● Work to do: From the listing that follows, extract every line and set it down unaltered.
========================
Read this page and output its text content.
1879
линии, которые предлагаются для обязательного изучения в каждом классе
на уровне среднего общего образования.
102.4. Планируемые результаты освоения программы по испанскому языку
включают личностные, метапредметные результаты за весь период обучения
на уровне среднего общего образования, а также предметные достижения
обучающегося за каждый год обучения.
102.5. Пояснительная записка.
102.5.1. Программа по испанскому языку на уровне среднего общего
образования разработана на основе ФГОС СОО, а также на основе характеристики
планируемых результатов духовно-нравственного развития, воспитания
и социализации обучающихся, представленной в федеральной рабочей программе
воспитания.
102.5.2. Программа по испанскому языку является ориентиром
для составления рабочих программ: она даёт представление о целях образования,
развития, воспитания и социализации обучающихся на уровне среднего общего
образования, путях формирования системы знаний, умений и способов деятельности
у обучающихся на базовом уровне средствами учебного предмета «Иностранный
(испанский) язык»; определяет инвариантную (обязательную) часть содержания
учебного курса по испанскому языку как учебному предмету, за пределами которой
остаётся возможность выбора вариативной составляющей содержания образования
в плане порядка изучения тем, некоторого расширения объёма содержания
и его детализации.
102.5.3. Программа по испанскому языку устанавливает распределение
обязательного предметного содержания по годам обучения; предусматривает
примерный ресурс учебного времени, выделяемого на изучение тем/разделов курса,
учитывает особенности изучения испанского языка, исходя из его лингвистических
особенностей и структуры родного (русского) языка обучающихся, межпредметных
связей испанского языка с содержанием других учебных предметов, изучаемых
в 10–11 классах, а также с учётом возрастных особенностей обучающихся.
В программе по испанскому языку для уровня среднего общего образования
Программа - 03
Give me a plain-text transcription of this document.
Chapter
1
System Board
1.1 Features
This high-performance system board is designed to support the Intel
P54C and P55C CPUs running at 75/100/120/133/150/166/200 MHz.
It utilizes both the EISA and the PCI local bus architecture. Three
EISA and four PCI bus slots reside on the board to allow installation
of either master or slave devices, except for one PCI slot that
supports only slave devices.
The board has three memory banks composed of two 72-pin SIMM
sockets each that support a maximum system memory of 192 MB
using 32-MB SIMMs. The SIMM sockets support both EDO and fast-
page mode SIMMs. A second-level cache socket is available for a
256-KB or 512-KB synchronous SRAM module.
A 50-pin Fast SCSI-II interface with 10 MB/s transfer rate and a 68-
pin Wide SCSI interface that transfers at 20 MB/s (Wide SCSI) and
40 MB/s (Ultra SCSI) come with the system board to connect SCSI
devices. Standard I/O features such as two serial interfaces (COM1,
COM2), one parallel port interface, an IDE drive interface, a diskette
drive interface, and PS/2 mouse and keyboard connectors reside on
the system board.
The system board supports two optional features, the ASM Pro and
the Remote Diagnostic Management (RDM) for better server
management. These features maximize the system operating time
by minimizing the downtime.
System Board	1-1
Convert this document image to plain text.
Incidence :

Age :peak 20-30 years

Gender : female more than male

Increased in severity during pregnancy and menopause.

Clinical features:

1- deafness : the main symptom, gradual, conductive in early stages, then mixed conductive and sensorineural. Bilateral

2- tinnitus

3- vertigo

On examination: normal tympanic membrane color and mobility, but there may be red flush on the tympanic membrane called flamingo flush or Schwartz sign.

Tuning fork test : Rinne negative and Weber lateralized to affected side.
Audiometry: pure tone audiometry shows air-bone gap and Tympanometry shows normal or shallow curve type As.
========================
● Full answer:
Read this page and output its text content.
1879
линии, которые предлагаются для обязательного изучения в каждом классе
на уровне среднего общего образования.
102.4. Планируемые результаты освоения программы по испанскому языку
включают личностные, метапредметные результаты за весь период обучения
на уровне среднего общего образования, а также предметные достижения
обучающегося за каждый год обучения.
102.5. Пояснительная записка.
102.5.1. Программа по испанскому языку на уровне среднего общего
образования разработана на основе ФГОС СОО, а также на основе характеристики
планируемых результатов духовно-нравственного развития, воспитания
и социализации обучающихся, представленной в федеральной рабочей программе
воспитания.
102.5.2. Программа по испанскому языку является ориентиром
для составления рабочих программ: она даёт представление о целях образования,
развития, воспитания и социализации обучающихся на уровне среднего общего
образования, путях формирования системы знаний, умений и способов деятельности
у обучающихся на базовом уровне средствами учебного предмета «Иностранный
(испанский) язык»; определяет инвариантную (обязательную) часть содержания
учебного курса по испанскому языку как учебному предмету, за пределами которой
остаётся возможность выбора вариативной составляющей содержания образования
в плане порядка изучения тем, некоторого расширения объёма содержания
и его детализации.
102.5.3. Программа по испанскому языку устанавливает распределение
обязательного предметного содержания по годам обучения; предусматривает
примерный ресурс учебного времени, выделяемого на изучение тем/разделов курса,
учитывает особенности изучения испанского языка, исходя из его лингвистических
особенностей и структуры родного (русского) языка обучающихся, межпредметных
связей испанского языка с содержанием других учебных предметов, изучаемых
в 10–11 классах, а также с учётом возрастных особенностей обучающихся.
В программе по испанскому языку для уровня среднего общего образования
Программа - 03
Give me a plain-text transcription of this document.
Chapter
1
System Board
1.1 Features
This high-performance system board is designed to support the Intel
P54C and P55C CPUs running at 75/100/120/133/150/166/200 MHz.
It utilizes both the EISA and the PCI local bus architecture. Three
EISA and four PCI bus slots reside on the board to allow installation
of either master or slave devices, except for one PCI slot that
supports only slave devices.
The board has three memory banks composed of two 72-pin SIMM
sockets each that support a maximum system memory of 192 MB
using 32-MB SIMMs. The SIMM sockets support both EDO and fast-
page mode SIMMs. A second-level cache socket is available for a
256-KB or 512-KB synchronous SRAM module.
A 50-pin Fast SCSI-II interface with 10 MB/s transfer rate and a 68-
pin Wide SCSI interface that transfers at 20 MB/s (Wide SCSI) and
40 MB/s (Ultra SCSI) come with the system board to connect SCSI
devices. Standard I/O features such as two serial interfaces (COM1,
COM2), one parallel port interface, an IDE drive interface, a diskette
drive interface, and PS/2 mouse and keyboard connectors reside on
the system board.
The system board supports two optional features, the ASM Pro and
the Remote Diagnostic Management (RDM) for better server
management. These features maximize the system operating time
by minimizing the downtime.
System Board	1-1
Convert this document image to plain text.
Incidence :

Age :peak 20-30 years

Gender : female more than male

Increased in severity during pregnancy and menopause.

Clinical features:

1- deafness : the main symptom, gradual, conductive in early stages, then mixed conductive and sensorineural. Bilateral

2- tinnitus

3- vertigo

On examination: normal tympanic membrane color and mobility, but there may be red flush on the tympanic membrane called flamingo flush or Schwartz sign.

Tuning fork test : Rinne negative and Weber lateralized to affected side.
Audiometry: pure tone audiometry shows air-bone gap and Tympanometry shows normal or shallow curve type As.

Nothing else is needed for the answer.